◆ Exercise description: Records follow. Copy every line with "JSON".

═══ Input data ═══

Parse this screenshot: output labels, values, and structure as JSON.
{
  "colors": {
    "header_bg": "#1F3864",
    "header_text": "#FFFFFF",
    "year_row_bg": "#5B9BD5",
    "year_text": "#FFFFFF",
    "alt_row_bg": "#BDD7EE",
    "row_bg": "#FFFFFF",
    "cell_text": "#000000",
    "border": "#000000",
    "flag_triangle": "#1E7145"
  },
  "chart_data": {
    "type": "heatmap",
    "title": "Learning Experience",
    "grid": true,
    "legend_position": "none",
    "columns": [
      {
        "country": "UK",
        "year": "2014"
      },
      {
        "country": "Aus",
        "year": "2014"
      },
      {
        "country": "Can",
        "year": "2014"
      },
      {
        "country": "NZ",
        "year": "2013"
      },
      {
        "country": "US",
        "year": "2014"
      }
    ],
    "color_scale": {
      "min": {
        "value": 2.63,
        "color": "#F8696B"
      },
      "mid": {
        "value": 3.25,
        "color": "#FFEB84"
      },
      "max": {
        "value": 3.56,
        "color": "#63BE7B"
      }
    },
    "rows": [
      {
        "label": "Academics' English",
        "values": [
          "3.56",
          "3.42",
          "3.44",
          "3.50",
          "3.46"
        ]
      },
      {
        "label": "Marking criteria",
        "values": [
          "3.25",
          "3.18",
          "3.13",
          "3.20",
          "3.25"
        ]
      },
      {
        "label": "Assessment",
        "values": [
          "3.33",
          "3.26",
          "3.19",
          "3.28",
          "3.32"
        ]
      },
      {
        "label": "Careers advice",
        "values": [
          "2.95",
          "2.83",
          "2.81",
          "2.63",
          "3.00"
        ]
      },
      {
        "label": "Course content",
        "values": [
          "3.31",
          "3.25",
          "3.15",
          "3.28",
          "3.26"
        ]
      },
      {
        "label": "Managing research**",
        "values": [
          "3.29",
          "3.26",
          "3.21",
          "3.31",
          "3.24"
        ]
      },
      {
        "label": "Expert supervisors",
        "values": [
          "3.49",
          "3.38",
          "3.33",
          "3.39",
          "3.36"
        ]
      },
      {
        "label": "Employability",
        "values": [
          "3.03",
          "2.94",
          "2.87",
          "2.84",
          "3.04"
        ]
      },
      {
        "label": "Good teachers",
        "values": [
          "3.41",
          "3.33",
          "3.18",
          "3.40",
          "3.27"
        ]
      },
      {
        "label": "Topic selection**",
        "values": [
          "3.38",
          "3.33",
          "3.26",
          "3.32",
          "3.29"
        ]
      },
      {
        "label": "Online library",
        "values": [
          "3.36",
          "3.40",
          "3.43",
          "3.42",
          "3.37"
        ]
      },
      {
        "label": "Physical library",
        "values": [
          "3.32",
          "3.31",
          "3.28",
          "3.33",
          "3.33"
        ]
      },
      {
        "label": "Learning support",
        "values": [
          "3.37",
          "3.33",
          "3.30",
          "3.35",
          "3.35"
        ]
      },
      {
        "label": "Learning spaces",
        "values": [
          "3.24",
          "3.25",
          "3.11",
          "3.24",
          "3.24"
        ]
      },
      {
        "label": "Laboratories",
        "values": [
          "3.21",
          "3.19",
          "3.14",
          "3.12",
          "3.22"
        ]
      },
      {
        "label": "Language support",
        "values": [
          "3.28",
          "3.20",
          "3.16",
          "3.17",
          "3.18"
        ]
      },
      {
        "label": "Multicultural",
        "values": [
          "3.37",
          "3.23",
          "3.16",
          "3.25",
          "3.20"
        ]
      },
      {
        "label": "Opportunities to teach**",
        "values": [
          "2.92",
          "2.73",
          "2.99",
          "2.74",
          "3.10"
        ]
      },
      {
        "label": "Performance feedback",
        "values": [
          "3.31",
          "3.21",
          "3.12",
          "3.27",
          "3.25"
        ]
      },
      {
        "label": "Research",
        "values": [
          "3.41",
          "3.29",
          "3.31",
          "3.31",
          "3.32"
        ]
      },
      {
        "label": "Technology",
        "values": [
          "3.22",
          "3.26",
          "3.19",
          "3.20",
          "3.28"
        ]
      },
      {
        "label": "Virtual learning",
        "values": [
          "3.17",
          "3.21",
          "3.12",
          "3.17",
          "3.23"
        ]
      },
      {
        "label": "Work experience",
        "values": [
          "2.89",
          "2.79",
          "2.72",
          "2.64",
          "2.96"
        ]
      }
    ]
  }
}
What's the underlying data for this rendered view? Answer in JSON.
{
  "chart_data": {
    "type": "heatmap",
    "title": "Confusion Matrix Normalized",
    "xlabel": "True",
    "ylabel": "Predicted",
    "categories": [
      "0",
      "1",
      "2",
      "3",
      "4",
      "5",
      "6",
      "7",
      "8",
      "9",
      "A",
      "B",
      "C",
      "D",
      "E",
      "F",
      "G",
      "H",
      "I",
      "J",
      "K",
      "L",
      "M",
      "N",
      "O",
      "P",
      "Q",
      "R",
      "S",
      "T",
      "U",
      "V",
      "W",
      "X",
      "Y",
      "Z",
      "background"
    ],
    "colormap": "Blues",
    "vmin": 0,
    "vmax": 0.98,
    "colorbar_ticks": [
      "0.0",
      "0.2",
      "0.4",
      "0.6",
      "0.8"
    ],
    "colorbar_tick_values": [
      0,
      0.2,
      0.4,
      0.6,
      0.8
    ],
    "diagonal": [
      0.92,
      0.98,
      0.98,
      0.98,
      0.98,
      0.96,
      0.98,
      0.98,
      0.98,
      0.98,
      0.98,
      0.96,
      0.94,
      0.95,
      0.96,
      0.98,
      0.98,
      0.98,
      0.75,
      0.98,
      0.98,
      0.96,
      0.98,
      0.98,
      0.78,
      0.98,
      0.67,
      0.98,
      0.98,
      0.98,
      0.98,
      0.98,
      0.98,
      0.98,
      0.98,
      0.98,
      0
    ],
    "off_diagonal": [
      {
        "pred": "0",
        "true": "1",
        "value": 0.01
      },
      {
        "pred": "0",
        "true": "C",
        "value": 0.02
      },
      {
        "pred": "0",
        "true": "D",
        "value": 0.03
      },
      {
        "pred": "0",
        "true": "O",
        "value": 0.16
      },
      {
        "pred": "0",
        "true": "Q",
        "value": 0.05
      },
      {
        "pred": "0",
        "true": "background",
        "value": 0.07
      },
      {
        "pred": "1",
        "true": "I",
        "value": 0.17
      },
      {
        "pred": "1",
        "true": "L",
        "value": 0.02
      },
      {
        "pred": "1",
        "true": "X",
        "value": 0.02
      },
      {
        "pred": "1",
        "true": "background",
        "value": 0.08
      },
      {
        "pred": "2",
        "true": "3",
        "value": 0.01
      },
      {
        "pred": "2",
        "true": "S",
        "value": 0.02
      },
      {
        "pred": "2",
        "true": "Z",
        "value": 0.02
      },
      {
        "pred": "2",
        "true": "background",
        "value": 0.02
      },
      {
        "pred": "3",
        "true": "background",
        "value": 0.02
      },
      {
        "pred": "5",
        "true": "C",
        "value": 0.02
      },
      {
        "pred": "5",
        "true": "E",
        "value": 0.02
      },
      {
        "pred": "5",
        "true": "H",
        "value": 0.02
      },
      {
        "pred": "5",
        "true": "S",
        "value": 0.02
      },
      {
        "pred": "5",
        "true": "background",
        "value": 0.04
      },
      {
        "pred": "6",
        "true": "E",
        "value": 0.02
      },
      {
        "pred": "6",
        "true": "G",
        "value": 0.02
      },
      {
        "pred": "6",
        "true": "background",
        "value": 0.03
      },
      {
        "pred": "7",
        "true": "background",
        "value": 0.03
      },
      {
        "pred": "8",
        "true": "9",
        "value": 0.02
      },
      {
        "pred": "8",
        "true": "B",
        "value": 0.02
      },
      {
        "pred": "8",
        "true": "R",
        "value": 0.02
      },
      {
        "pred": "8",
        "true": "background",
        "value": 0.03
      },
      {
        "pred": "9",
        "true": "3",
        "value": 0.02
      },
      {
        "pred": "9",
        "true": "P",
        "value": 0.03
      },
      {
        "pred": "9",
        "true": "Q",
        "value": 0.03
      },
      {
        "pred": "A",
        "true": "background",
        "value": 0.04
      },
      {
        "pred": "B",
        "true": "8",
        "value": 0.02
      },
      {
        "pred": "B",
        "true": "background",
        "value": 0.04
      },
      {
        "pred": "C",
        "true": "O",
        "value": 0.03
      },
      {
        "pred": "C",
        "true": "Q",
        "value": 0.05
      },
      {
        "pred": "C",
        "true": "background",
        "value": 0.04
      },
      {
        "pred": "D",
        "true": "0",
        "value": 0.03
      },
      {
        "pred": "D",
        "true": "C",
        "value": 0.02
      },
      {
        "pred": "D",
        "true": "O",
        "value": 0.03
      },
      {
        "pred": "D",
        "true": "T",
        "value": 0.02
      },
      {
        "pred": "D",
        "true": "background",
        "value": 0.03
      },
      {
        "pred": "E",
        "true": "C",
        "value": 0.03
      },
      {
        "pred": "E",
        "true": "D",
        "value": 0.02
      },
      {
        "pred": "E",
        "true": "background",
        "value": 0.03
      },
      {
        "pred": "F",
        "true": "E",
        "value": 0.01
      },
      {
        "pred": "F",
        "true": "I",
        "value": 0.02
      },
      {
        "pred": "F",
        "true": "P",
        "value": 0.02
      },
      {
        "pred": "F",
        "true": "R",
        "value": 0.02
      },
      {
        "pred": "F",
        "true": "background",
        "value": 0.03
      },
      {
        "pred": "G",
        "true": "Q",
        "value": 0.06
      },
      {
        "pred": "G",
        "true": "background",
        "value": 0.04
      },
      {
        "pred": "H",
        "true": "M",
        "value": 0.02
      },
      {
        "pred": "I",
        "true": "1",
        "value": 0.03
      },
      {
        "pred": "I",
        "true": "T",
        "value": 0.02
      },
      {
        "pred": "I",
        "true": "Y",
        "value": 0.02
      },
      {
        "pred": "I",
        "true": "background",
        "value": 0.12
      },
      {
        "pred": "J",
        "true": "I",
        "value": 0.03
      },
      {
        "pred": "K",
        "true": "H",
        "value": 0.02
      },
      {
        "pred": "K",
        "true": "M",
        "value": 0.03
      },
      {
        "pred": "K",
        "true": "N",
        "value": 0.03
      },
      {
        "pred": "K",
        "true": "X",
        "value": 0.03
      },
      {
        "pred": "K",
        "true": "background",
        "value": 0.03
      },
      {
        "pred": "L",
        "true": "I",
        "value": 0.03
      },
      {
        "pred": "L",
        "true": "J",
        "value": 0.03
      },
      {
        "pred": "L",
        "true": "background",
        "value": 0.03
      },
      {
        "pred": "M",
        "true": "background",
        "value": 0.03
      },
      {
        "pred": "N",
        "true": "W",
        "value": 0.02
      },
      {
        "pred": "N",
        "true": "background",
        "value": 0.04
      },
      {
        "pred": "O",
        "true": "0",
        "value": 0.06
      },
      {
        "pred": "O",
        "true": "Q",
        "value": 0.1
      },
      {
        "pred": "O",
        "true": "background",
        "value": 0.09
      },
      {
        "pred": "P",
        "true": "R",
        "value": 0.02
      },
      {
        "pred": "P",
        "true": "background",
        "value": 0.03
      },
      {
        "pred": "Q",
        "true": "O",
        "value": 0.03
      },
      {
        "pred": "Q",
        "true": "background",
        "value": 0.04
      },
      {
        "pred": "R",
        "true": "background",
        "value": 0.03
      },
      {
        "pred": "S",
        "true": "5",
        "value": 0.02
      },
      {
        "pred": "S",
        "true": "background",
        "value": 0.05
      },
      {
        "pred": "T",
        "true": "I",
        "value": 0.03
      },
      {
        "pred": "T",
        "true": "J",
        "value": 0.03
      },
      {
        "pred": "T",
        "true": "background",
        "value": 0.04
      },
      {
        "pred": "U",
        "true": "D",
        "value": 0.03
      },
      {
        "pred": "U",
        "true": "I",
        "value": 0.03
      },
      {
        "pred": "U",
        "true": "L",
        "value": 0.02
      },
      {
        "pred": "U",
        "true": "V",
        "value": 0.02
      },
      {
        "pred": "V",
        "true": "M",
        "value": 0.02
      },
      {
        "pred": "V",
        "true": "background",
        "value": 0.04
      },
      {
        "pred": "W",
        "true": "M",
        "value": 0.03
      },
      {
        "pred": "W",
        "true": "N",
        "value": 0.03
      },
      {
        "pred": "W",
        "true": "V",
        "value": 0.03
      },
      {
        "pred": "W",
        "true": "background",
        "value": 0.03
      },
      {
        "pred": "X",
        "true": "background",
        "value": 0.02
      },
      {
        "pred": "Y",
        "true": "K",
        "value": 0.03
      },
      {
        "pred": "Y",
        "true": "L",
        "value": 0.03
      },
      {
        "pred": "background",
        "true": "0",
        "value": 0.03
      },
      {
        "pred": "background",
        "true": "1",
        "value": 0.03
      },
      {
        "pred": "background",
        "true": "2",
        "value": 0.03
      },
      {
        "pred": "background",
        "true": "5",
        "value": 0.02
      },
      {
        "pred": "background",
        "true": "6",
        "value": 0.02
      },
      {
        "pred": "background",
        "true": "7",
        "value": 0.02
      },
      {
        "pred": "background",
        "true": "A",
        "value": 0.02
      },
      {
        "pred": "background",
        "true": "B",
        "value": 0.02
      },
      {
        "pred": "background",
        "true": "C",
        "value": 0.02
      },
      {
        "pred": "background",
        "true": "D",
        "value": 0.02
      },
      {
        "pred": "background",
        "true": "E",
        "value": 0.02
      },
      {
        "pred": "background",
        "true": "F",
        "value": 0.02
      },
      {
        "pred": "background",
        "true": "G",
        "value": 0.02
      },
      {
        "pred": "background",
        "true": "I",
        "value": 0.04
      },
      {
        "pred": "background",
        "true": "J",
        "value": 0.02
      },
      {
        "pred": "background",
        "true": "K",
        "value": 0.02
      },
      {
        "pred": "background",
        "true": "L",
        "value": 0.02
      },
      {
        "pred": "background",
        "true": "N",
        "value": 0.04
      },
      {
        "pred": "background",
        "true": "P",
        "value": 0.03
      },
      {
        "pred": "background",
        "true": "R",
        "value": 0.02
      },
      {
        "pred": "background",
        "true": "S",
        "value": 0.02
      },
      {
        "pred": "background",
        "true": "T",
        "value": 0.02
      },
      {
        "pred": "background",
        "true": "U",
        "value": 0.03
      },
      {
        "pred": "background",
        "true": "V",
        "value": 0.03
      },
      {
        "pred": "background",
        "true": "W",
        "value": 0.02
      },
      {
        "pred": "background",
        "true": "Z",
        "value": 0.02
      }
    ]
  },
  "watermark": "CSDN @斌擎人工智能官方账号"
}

═══

◆ Result for this exercise:
Parse this screenshot: output labels, values, and structure as JSON.
What's the underlying data for this rendered view? Answer in JSON.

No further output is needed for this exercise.